Data entries
----------

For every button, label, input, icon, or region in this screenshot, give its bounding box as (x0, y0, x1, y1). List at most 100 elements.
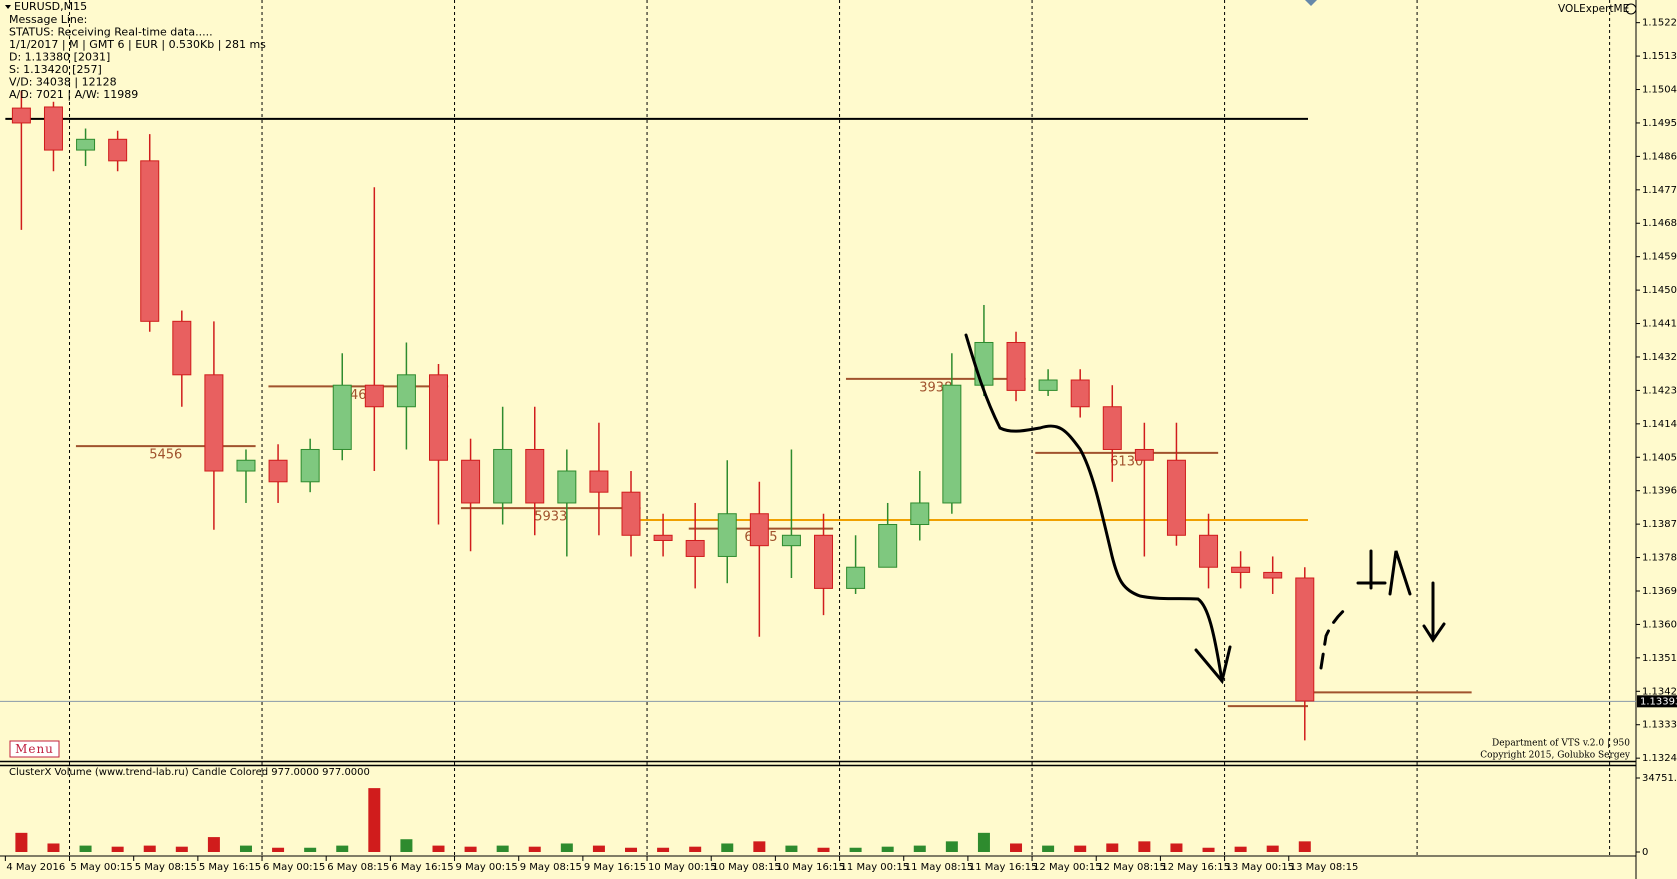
volume-bar (1138, 841, 1151, 852)
menu-label[interactable]: Menu (15, 742, 54, 756)
candle-body (396, 374, 416, 408)
volume-bar (1010, 843, 1023, 852)
candle-body (1166, 459, 1186, 536)
volume-bar (1298, 841, 1311, 852)
candle-body (332, 384, 352, 450)
time-label: 11 May 00:15 (841, 862, 910, 873)
info-line: A/D: 7021 | A/W: 11989 (9, 88, 138, 101)
time-label: 6 May 00:15 (263, 862, 325, 873)
info-line: STATUS: Receiving Real-time data..... (9, 26, 213, 39)
candle-body (1199, 534, 1219, 568)
time-label: 10 May 08:15 (712, 862, 781, 873)
y-tick-label: 1.14410 (1642, 319, 1677, 330)
candle-body (1134, 448, 1154, 461)
y-tick-label: 1.15040 (1642, 85, 1677, 96)
volume-title: ClusterX Volume (www.trend-lab.ru) Candl… (9, 767, 370, 778)
candle-body (1102, 406, 1122, 450)
time-label: 12 May 16:15 (1161, 862, 1230, 873)
volume-bar (625, 847, 638, 852)
volume-bar (817, 847, 830, 852)
y-tick-label: 1.13420 (1642, 686, 1677, 697)
symbol: EURUSD,M15 (14, 0, 87, 13)
time-label: 11 May 16:15 (969, 862, 1038, 873)
y-tick-label: 1.13510 (1642, 653, 1677, 664)
candle-body (76, 138, 96, 151)
volume-bar (400, 839, 413, 852)
close-icon[interactable] (1625, 3, 1637, 15)
volume-bar (721, 843, 734, 852)
info-line: V/D: 34038 | 12128 (9, 76, 117, 89)
candle-body (685, 539, 705, 557)
volume-bar (592, 845, 605, 852)
time-label: 10 May 00:15 (648, 862, 717, 873)
candle-body (1295, 577, 1315, 702)
candle-body (910, 502, 930, 526)
candle-body (172, 320, 192, 376)
volume-bar (689, 846, 702, 852)
candle-body (108, 138, 128, 162)
volume-bar (560, 843, 573, 852)
candle-body (1263, 571, 1283, 579)
volume-bar (1170, 843, 1183, 852)
candle-body (428, 374, 448, 461)
candle-body (43, 106, 63, 151)
time-label: 5 May 00:15 (71, 862, 133, 873)
level-label: 5456 (149, 448, 182, 463)
candle-body (1038, 379, 1058, 391)
time-label: 12 May 00:15 (1033, 862, 1102, 873)
candle-body (653, 534, 673, 541)
drawn-path (964, 333, 1224, 683)
candle-body (621, 491, 641, 536)
volume-bar (849, 847, 862, 852)
candle-body (974, 341, 994, 386)
info-line: S: 1.13420 [257] (9, 63, 102, 76)
candle-body (461, 459, 481, 504)
volume-bar (304, 847, 317, 852)
y-tick-label: 1.14140 (1642, 419, 1677, 430)
y-tick-label: 1.13330 (1642, 720, 1677, 731)
time-label: 13 May 08:15 (1290, 862, 1359, 873)
y-tick-label: 1.15130 (1642, 51, 1677, 62)
y-tick-label: 1.14230 (1642, 385, 1677, 396)
volume-bar (368, 788, 381, 852)
y-tick-label: 1.14590 (1642, 252, 1677, 263)
volume-bar (15, 832, 28, 852)
annotations (964, 333, 1446, 685)
candle-body (942, 384, 962, 504)
candle-body (1231, 566, 1251, 573)
info-line: D: 1.13380 [2031] (9, 51, 110, 64)
volume-tick-label: 0 (1642, 847, 1648, 858)
time-label: 10 May 16:15 (776, 862, 845, 873)
volume-bar (175, 846, 188, 852)
volume-bar (753, 841, 766, 852)
candle-body (268, 459, 288, 483)
drawn-down-arrow (1422, 581, 1446, 643)
current-price-tag (1637, 695, 1677, 708)
y-tick-label: 1.13600 (1642, 619, 1677, 630)
y-tick-label: 1.14500 (1642, 285, 1677, 296)
volume-bar (79, 845, 92, 852)
volume-bar (1074, 845, 1087, 852)
dropdown-icon[interactable] (5, 5, 11, 9)
volume-bar (1042, 845, 1055, 852)
current-price-label: 1.13393 (1640, 696, 1677, 707)
time-label: 5 May 08:15 (135, 862, 197, 873)
y-tick-label: 1.13690 (1642, 586, 1677, 597)
candle-body (589, 470, 609, 493)
y-tick-label: 1.13870 (1642, 519, 1677, 530)
y-tick-label: 1.15220 (1642, 18, 1677, 29)
footer-line: Department of VTS v.2.0 | 950 (1492, 739, 1630, 749)
volume-bar (881, 846, 894, 852)
time-label: 11 May 08:15 (905, 862, 974, 873)
volume-bar (207, 837, 220, 852)
drawn-dashed-path (1319, 605, 1350, 670)
time-label: 6 May 08:15 (327, 862, 389, 873)
candle-body (140, 160, 160, 322)
menu-button[interactable] (9, 740, 60, 758)
time-label: 9 May 16:15 (584, 862, 646, 873)
volume-bar (1266, 845, 1279, 852)
candle-body (557, 470, 577, 504)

----------

Problem details: Rewrite the data entries above, replacing every "candle-body" with "candle-box" and changing nothing else. Omit the pictures from your answer.

Solved exercise:
For every button, label, input, icon, or region in this screenshot, give its bounding box as (x0, y0, x1, y1). List at most 100 elements.
volume-bar (1138, 841, 1151, 852)
menu-label[interactable]: Menu (15, 742, 54, 756)
candle-box (396, 374, 416, 408)
volume-bar (1010, 843, 1023, 852)
candle-box (1166, 459, 1186, 536)
volume-bar (1298, 841, 1311, 852)
candle-box (332, 384, 352, 450)
time-label: 11 May 00:15 (841, 862, 910, 873)
info-line: A/D: 7021 | A/W: 11989 (9, 88, 138, 101)
time-label: 6 May 00:15 (263, 862, 325, 873)
info-line: STATUS: Receiving Real-time data..... (9, 26, 213, 39)
candle-box (1199, 534, 1219, 568)
time-label: 10 May 08:15 (712, 862, 781, 873)
y-tick-label: 1.14410 (1642, 319, 1677, 330)
candle-box (1134, 448, 1154, 461)
y-tick-label: 1.15040 (1642, 85, 1677, 96)
volume-title: ClusterX Volume (www.trend-lab.ru) Candl… (9, 767, 370, 778)
candle-box (1102, 406, 1122, 450)
time-label: 12 May 16:15 (1161, 862, 1230, 873)
volume-bar (625, 847, 638, 852)
volume-bar (817, 847, 830, 852)
y-tick-label: 1.13420 (1642, 686, 1677, 697)
symbol: EURUSD,M15 (14, 0, 87, 13)
time-label: 11 May 16:15 (969, 862, 1038, 873)
y-tick-label: 1.13510 (1642, 653, 1677, 664)
candle-box (76, 138, 96, 151)
volume-bar (400, 839, 413, 852)
close-icon[interactable] (1625, 3, 1637, 15)
volume-bar (721, 843, 734, 852)
info-line: V/D: 34038 | 12128 (9, 76, 117, 89)
candle-box (685, 539, 705, 557)
volume-bar (592, 845, 605, 852)
time-label: 10 May 00:15 (648, 862, 717, 873)
candle-box (1295, 577, 1315, 702)
candle-box (910, 502, 930, 526)
candle-box (172, 320, 192, 376)
volume-bar (689, 846, 702, 852)
candle-box (108, 138, 128, 162)
volume-bar (560, 843, 573, 852)
candle-box (1263, 571, 1283, 579)
volume-bar (1170, 843, 1183, 852)
candle-box (428, 374, 448, 461)
candle-box (43, 106, 63, 151)
time-label: 5 May 00:15 (71, 862, 133, 873)
level-label: 5456 (149, 448, 182, 463)
candle-box (1038, 379, 1058, 391)
time-label: 12 May 00:15 (1033, 862, 1102, 873)
candle-box (653, 534, 673, 541)
drawn-path (964, 333, 1224, 683)
candle-box (621, 491, 641, 536)
volume-bar (849, 847, 862, 852)
candle-box (974, 341, 994, 386)
info-line: S: 1.13420 [257] (9, 63, 102, 76)
candle-box (461, 459, 481, 504)
volume-bar (304, 847, 317, 852)
y-tick-label: 1.14140 (1642, 419, 1677, 430)
y-tick-label: 1.13330 (1642, 720, 1677, 731)
time-label: 13 May 08:15 (1290, 862, 1359, 873)
y-tick-label: 1.15130 (1642, 51, 1677, 62)
y-tick-label: 1.14230 (1642, 385, 1677, 396)
volume-bar (368, 788, 381, 852)
y-tick-label: 1.14590 (1642, 252, 1677, 263)
volume-bar (15, 832, 28, 852)
annotations (964, 333, 1446, 685)
candle-box (942, 384, 962, 504)
candle-box (1231, 566, 1251, 573)
info-line: D: 1.13380 [2031] (9, 51, 110, 64)
volume-tick-label: 0 (1642, 847, 1648, 858)
time-label: 10 May 16:15 (776, 862, 845, 873)
volume-bar (175, 846, 188, 852)
volume-bar (753, 841, 766, 852)
candle-box (268, 459, 288, 483)
drawn-down-arrow (1422, 581, 1446, 643)
current-price-tag (1637, 695, 1677, 708)
y-tick-label: 1.13600 (1642, 619, 1677, 630)
y-tick-label: 1.14500 (1642, 285, 1677, 296)
volume-bar (79, 845, 92, 852)
volume-bar (1074, 845, 1087, 852)
dropdown-icon[interactable] (5, 5, 11, 9)
volume-bar (1042, 845, 1055, 852)
current-price-label: 1.13393 (1640, 696, 1677, 707)
time-label: 5 May 08:15 (135, 862, 197, 873)
y-tick-label: 1.13690 (1642, 586, 1677, 597)
candle-box (589, 470, 609, 493)
y-tick-label: 1.13870 (1642, 519, 1677, 530)
y-tick-label: 1.15220 (1642, 18, 1677, 29)
footer-line: Department of VTS v.2.0 | 950 (1492, 739, 1630, 749)
volume-bar (881, 846, 894, 852)
time-label: 11 May 08:15 (905, 862, 974, 873)
volume-bar (207, 837, 220, 852)
drawn-dashed-path (1319, 605, 1350, 670)
time-label: 6 May 08:15 (327, 862, 389, 873)
candle-box (140, 160, 160, 322)
menu-button[interactable] (9, 740, 60, 758)
time-label: 9 May 16:15 (584, 862, 646, 873)
volume-bar (1266, 845, 1279, 852)
candle-box (557, 470, 577, 504)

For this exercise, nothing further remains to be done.